● LISTED ENTRIES:
——————————

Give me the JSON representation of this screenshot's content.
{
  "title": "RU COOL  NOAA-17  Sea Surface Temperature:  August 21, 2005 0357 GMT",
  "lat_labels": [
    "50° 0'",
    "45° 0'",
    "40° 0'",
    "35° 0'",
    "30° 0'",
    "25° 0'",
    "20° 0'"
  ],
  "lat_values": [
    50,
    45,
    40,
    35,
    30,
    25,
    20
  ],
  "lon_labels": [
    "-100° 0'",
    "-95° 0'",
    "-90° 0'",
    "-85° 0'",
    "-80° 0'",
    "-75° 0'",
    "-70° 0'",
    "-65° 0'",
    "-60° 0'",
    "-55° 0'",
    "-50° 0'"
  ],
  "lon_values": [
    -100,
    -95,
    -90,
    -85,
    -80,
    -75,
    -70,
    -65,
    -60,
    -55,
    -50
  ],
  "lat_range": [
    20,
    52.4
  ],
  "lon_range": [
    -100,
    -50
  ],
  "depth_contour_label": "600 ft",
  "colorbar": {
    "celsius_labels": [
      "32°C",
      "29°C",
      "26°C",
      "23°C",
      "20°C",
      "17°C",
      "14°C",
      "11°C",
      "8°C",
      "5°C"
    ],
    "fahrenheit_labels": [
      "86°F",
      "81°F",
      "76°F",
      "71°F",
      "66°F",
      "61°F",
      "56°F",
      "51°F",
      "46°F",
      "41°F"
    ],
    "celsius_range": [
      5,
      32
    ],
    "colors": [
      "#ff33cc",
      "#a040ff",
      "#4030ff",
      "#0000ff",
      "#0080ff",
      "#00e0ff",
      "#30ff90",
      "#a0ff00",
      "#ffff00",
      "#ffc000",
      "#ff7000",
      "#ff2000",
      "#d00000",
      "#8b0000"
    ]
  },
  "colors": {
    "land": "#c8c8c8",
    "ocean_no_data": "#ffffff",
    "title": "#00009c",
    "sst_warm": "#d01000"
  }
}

——————————

● WRITTEN INSTRUCTION: Give all the entries again exactly; leave none out.

● SOLUTION TO THIS EXERCISE:
Give me the JSON representation of this screenshot's content.
{
  "title": "RU COOL  NOAA-17  Sea Surface Temperature:  August 21, 2005 0357 GMT",
  "lat_labels": [
    "50° 0'",
    "45° 0'",
    "40° 0'",
    "35° 0'",
    "30° 0'",
    "25° 0'",
    "20° 0'"
  ],
  "lat_values": [
    50,
    45,
    40,
    35,
    30,
    25,
    20
  ],
  "lon_labels": [
    "-100° 0'",
    "-95° 0'",
    "-90° 0'",
    "-85° 0'",
    "-80° 0'",
    "-75° 0'",
    "-70° 0'",
    "-65° 0'",
    "-60° 0'",
    "-55° 0'",
    "-50° 0'"
  ],
  "lon_values": [
    -100,
    -95,
    -90,
    -85,
    -80,
    -75,
    -70,
    -65,
    -60,
    -55,
    -50
  ],
  "lat_range": [
    20,
    52.4
  ],
  "lon_range": [
    -100,
    -50
  ],
  "depth_contour_label": "600 ft",
  "colorbar": {
    "celsius_labels": [
      "32°C",
      "29°C",
      "26°C",
      "23°C",
      "20°C",
      "17°C",
      "14°C",
      "11°C",
      "8°C",
      "5°C"
    ],
    "fahrenheit_labels": [
      "86°F",
      "81°F",
      "76°F",
      "71°F",
      "66°F",
      "61°F",
      "56°F",
      "51°F",
      "46°F",
      "41°F"
    ],
    "celsius_range": [
      5,
      32
    ],
    "colors": [
      "#ff33cc",
      "#a040ff",
      "#4030ff",
      "#0000ff",
      "#0080ff",
      "#00e0ff",
      "#30ff90",
      "#a0ff00",
      "#ffff00",
      "#ffc000",
      "#ff7000",
      "#ff2000",
      "#d00000",
      "#8b0000"
    ]
  },
  "colors": {
    "land": "#c8c8c8",
    "ocean_no_data": "#ffffff",
    "title": "#00009c",
    "sst_warm": "#d01000"
  }
}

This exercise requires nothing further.